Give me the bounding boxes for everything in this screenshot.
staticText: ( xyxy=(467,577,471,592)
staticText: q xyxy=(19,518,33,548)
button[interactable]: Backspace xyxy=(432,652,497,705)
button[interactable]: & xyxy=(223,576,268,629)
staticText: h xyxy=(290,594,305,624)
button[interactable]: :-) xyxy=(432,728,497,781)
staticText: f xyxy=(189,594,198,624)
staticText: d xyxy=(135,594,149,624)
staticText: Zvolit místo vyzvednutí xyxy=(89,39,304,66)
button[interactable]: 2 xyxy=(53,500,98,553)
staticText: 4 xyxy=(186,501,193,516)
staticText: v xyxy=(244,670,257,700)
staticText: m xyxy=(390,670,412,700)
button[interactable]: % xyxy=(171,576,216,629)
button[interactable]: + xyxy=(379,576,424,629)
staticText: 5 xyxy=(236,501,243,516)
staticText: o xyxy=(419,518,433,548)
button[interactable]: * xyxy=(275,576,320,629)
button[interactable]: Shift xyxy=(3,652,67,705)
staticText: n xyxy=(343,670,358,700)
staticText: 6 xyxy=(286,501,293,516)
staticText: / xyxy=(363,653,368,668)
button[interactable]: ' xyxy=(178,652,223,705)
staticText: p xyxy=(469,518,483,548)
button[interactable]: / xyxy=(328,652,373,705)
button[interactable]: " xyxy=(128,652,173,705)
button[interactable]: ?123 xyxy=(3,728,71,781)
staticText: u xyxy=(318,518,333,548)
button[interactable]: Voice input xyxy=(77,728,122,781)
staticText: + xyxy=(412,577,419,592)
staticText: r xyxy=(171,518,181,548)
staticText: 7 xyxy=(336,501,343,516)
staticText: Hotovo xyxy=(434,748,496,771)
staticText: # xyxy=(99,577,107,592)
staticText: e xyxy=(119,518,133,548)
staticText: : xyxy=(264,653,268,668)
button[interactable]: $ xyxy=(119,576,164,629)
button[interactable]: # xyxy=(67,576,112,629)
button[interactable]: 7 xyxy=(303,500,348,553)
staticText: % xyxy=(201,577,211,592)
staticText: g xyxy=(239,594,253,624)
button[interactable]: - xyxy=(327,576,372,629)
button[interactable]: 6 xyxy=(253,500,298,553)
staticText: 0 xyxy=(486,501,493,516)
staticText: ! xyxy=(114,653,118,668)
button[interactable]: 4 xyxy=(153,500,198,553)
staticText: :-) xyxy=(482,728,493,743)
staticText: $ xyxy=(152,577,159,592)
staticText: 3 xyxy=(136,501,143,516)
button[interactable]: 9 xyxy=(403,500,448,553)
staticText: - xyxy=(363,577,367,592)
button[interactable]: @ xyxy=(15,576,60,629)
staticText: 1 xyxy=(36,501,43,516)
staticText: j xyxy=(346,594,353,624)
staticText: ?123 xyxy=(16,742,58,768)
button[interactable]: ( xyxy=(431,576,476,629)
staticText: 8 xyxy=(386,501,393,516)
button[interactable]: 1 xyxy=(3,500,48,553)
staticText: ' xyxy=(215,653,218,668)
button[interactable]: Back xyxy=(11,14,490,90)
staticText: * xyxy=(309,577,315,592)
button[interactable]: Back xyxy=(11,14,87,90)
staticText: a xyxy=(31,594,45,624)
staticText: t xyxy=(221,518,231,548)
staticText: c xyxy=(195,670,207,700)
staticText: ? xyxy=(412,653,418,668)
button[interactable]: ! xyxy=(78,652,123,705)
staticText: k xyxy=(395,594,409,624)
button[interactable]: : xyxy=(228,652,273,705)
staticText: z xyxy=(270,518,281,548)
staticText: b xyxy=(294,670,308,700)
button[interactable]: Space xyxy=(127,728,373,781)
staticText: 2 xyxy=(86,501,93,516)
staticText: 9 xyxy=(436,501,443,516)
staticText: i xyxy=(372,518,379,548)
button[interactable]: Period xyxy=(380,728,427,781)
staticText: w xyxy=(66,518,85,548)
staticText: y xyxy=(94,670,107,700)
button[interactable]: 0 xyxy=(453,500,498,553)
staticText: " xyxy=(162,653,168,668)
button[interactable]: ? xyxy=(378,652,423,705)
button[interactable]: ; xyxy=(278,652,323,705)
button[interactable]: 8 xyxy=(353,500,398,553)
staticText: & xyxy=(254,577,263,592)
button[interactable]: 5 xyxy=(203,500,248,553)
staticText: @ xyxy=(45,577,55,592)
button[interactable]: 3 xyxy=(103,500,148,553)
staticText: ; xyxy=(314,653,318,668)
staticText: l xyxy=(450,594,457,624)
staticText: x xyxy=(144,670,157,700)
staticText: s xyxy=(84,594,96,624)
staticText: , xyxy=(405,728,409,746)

++++++++

_Exercise requirements_. Copy every line of the records above without any changes.

_Solution for this exercise_.
Give me the bounding boxes for everything in this screenshot.
staticText: ( xyxy=(467,577,471,592)
staticText: q xyxy=(19,518,33,548)
button[interactable]: Backspace xyxy=(432,652,497,705)
button[interactable]: & xyxy=(223,576,268,629)
staticText: h xyxy=(290,594,305,624)
button[interactable]: :-) xyxy=(432,728,497,781)
staticText: f xyxy=(189,594,198,624)
staticText: d xyxy=(135,594,149,624)
staticText: Zvolit místo vyzvednutí xyxy=(89,39,304,66)
button[interactable]: 2 xyxy=(53,500,98,553)
staticText: 4 xyxy=(186,501,193,516)
staticText: v xyxy=(244,670,257,700)
staticText: m xyxy=(390,670,412,700)
button[interactable]: % xyxy=(171,576,216,629)
button[interactable]: + xyxy=(379,576,424,629)
staticText: 5 xyxy=(236,501,243,516)
staticText: o xyxy=(419,518,433,548)
button[interactable]: * xyxy=(275,576,320,629)
button[interactable]: Shift xyxy=(3,652,67,705)
staticText: n xyxy=(343,670,358,700)
staticText: 6 xyxy=(286,501,293,516)
staticText: / xyxy=(363,653,368,668)
button[interactable]: ' xyxy=(178,652,223,705)
staticText: p xyxy=(469,518,483,548)
button[interactable]: / xyxy=(328,652,373,705)
button[interactable]: " xyxy=(128,652,173,705)
button[interactable]: ?123 xyxy=(3,728,71,781)
staticText: u xyxy=(318,518,333,548)
button[interactable]: Voice input xyxy=(77,728,122,781)
staticText: + xyxy=(412,577,419,592)
staticText: r xyxy=(171,518,181,548)
staticText: 7 xyxy=(336,501,343,516)
staticText: Hotovo xyxy=(434,748,496,771)
staticText: # xyxy=(99,577,107,592)
staticText: e xyxy=(119,518,133,548)
staticText: : xyxy=(264,653,268,668)
button[interactable]: $ xyxy=(119,576,164,629)
button[interactable]: # xyxy=(67,576,112,629)
button[interactable]: 7 xyxy=(303,500,348,553)
staticText: % xyxy=(201,577,211,592)
staticText: g xyxy=(239,594,253,624)
button[interactable]: - xyxy=(327,576,372,629)
button[interactable]: 6 xyxy=(253,500,298,553)
staticText: 0 xyxy=(486,501,493,516)
staticText: ! xyxy=(114,653,118,668)
button[interactable]: 4 xyxy=(153,500,198,553)
staticText: :-) xyxy=(482,728,493,743)
staticText: $ xyxy=(152,577,159,592)
staticText: 3 xyxy=(136,501,143,516)
button[interactable]: 9 xyxy=(403,500,448,553)
staticText: - xyxy=(363,577,367,592)
button[interactable]: @ xyxy=(15,576,60,629)
staticText: 1 xyxy=(36,501,43,516)
staticText: j xyxy=(346,594,353,624)
staticText: ?123 xyxy=(16,742,58,768)
button[interactable]: ( xyxy=(431,576,476,629)
staticText: 8 xyxy=(386,501,393,516)
button[interactable]: 1 xyxy=(3,500,48,553)
staticText: ' xyxy=(215,653,218,668)
button[interactable]: Back xyxy=(11,14,490,90)
staticText: * xyxy=(309,577,315,592)
button[interactable]: Back xyxy=(11,14,87,90)
staticText: a xyxy=(31,594,45,624)
staticText: t xyxy=(221,518,231,548)
staticText: c xyxy=(195,670,207,700)
staticText: ? xyxy=(412,653,418,668)
button[interactable]: ! xyxy=(78,652,123,705)
staticText: k xyxy=(395,594,409,624)
button[interactable]: : xyxy=(228,652,273,705)
staticText: z xyxy=(270,518,281,548)
staticText: b xyxy=(294,670,308,700)
button[interactable]: Space xyxy=(127,728,373,781)
staticText: 2 xyxy=(86,501,93,516)
staticText: 9 xyxy=(436,501,443,516)
staticText: i xyxy=(372,518,379,548)
button[interactable]: Period xyxy=(380,728,427,781)
staticText: w xyxy=(66,518,85,548)
staticText: y xyxy=(94,670,107,700)
button[interactable]: 0 xyxy=(453,500,498,553)
staticText: " xyxy=(162,653,168,668)
button[interactable]: ? xyxy=(378,652,423,705)
button[interactable]: ; xyxy=(278,652,323,705)
button[interactable]: 8 xyxy=(353,500,398,553)
staticText: & xyxy=(254,577,263,592)
button[interactable]: 5 xyxy=(203,500,248,553)
staticText: @ xyxy=(45,577,55,592)
button[interactable]: 3 xyxy=(103,500,148,553)
staticText: ; xyxy=(314,653,318,668)
staticText: l xyxy=(450,594,457,624)
staticText: x xyxy=(144,670,157,700)
staticText: s xyxy=(84,594,96,624)
staticText: , xyxy=(405,728,409,746)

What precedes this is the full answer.